YOUR OBJECTIVE:
Using the data below, copy each line that includes the word "text".
☆ ☆ ☆ ☆
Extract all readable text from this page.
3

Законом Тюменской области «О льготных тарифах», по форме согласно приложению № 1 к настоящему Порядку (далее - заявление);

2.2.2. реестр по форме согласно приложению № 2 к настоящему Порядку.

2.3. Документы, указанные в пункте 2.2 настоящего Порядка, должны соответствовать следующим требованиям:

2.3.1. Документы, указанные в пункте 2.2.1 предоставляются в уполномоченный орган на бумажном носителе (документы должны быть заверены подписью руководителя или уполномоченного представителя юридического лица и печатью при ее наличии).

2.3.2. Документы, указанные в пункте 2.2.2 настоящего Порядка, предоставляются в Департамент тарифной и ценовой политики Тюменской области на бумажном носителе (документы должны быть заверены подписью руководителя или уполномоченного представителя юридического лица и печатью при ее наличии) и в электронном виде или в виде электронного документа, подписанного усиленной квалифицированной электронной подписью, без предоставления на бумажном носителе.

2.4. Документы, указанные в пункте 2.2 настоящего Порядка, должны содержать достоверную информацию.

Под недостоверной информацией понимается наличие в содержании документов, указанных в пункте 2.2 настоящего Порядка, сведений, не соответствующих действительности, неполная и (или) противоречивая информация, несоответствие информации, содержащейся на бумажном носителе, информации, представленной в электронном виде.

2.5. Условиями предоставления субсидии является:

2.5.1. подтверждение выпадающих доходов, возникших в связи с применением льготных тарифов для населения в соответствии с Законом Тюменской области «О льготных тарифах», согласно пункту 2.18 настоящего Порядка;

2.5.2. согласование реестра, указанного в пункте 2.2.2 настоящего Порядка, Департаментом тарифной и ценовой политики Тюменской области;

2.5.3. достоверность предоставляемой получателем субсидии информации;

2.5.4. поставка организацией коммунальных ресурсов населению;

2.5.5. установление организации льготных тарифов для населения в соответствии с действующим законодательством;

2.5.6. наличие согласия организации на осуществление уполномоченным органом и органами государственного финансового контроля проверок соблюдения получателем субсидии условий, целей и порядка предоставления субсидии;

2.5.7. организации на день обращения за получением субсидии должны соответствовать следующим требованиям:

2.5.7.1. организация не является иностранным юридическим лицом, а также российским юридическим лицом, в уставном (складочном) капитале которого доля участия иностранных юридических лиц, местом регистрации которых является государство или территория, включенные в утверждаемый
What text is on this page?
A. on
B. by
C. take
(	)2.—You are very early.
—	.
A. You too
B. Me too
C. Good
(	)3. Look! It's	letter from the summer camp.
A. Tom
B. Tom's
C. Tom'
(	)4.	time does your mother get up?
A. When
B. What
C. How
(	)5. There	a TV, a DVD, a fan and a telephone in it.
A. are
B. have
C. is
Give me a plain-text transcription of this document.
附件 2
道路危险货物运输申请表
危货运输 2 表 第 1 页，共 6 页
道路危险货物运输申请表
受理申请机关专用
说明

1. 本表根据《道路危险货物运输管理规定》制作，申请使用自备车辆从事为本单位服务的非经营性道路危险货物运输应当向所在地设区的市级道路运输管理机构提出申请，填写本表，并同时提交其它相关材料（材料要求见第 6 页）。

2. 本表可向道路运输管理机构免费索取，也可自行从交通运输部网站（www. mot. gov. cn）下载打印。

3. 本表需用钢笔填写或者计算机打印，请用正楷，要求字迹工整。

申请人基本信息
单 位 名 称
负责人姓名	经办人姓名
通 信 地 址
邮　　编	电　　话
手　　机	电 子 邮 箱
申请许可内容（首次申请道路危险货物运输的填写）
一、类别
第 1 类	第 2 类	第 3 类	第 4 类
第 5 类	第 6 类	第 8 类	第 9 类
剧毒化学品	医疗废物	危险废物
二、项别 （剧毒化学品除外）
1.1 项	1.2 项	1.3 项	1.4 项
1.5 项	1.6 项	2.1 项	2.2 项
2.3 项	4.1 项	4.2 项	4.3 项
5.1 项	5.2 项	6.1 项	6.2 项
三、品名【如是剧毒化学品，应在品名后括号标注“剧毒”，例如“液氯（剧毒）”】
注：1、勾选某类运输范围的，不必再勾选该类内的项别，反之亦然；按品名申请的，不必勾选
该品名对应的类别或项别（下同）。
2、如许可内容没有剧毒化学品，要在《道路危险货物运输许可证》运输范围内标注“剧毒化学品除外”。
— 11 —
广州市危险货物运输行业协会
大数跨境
☆ ☆ ☆ ☆
FINISHED ANSWER:
Extract all readable text from this page.
What text is on this page?
Give me a plain-text transcription of this document.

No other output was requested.